- **WHAT NEEDS TO BE DONE**
List each line in which the string "wurde" appears.
****************
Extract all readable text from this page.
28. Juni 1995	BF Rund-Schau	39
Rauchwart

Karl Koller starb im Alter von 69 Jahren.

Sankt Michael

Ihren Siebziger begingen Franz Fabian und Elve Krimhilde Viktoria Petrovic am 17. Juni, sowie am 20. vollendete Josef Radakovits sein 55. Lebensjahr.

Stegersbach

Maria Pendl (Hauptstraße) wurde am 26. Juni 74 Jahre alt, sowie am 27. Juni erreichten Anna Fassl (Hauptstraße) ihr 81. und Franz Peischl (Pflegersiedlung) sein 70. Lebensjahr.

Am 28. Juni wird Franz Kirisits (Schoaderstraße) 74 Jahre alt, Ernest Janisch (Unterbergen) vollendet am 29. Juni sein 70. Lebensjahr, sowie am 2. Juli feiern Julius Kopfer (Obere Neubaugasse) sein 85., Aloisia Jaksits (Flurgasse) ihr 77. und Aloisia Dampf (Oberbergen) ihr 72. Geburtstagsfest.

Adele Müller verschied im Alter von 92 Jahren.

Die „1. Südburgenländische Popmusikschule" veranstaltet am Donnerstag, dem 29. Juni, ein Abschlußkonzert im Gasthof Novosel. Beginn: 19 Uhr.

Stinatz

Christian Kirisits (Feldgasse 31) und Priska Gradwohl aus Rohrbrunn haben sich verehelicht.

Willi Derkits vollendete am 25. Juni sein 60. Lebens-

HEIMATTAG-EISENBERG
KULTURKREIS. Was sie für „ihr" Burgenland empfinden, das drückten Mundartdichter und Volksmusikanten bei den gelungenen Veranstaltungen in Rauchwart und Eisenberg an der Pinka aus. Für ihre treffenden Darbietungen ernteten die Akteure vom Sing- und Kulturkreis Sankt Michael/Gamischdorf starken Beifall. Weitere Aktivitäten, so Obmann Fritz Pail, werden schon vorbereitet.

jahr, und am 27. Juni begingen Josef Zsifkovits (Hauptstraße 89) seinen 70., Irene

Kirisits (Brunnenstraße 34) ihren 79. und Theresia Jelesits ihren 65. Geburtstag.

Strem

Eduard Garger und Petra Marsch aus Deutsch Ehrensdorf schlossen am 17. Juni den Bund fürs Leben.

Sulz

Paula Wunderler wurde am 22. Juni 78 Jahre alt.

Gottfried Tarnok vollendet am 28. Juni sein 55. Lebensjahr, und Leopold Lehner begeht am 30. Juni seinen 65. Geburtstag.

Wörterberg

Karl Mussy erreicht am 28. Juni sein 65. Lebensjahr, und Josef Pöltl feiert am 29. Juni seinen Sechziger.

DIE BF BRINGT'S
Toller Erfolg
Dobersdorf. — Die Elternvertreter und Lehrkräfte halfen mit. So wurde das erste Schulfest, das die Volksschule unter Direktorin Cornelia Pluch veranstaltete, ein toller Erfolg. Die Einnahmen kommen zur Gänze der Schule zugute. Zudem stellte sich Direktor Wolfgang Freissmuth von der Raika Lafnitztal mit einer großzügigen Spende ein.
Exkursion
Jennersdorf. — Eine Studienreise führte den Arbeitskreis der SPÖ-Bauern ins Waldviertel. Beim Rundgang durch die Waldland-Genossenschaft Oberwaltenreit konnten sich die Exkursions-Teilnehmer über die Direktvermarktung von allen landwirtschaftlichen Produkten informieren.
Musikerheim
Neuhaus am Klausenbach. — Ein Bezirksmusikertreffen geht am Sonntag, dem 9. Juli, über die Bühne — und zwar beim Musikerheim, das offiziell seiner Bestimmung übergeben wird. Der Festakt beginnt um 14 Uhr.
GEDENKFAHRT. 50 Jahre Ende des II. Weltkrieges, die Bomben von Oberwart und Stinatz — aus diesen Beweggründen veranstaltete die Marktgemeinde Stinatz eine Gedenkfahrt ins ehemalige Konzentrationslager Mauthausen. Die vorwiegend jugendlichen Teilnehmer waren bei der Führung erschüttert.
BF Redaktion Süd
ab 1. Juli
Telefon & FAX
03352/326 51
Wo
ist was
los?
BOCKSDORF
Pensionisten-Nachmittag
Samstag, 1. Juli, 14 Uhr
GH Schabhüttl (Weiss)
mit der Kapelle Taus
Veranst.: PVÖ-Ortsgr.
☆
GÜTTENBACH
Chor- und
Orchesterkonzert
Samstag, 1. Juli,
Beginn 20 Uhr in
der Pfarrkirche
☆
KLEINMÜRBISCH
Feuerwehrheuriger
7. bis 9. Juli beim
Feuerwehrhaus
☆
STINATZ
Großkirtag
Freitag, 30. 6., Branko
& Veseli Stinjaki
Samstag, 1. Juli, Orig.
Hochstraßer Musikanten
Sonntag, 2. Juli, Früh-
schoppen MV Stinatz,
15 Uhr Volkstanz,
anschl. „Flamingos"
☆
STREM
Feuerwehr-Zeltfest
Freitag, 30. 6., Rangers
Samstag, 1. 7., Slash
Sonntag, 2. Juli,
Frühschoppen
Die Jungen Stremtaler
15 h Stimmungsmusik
****************
- **FULL RESPONSE**
Maria Pendl (Hauptstraße) wurde am 26. Juni 74 Jahre alt, sowie am 27. Juni erreichten Anna Fassl (Hauptstraße) ihr 81. und Franz Peischl (Pflegersiedlung) sein 70. Lebensjahr.
Paula Wunderler wurde am 22. Juni 78 Jahre alt.
Dobersdorf. — Die Elternvertreter und Lehrkräfte halfen mit. So wurde das erste Schulfest, das die Volksschule unter Direktorin Cornelia Pluch veranstaltete, ein toller Erfolg. Die Einnahmen kommen zur Gänze der Schule zugute. Zudem stellte sich Direktor Wolfgang Freissmuth von der Raika Lafnitztal mit einer großzügigen Spende ein.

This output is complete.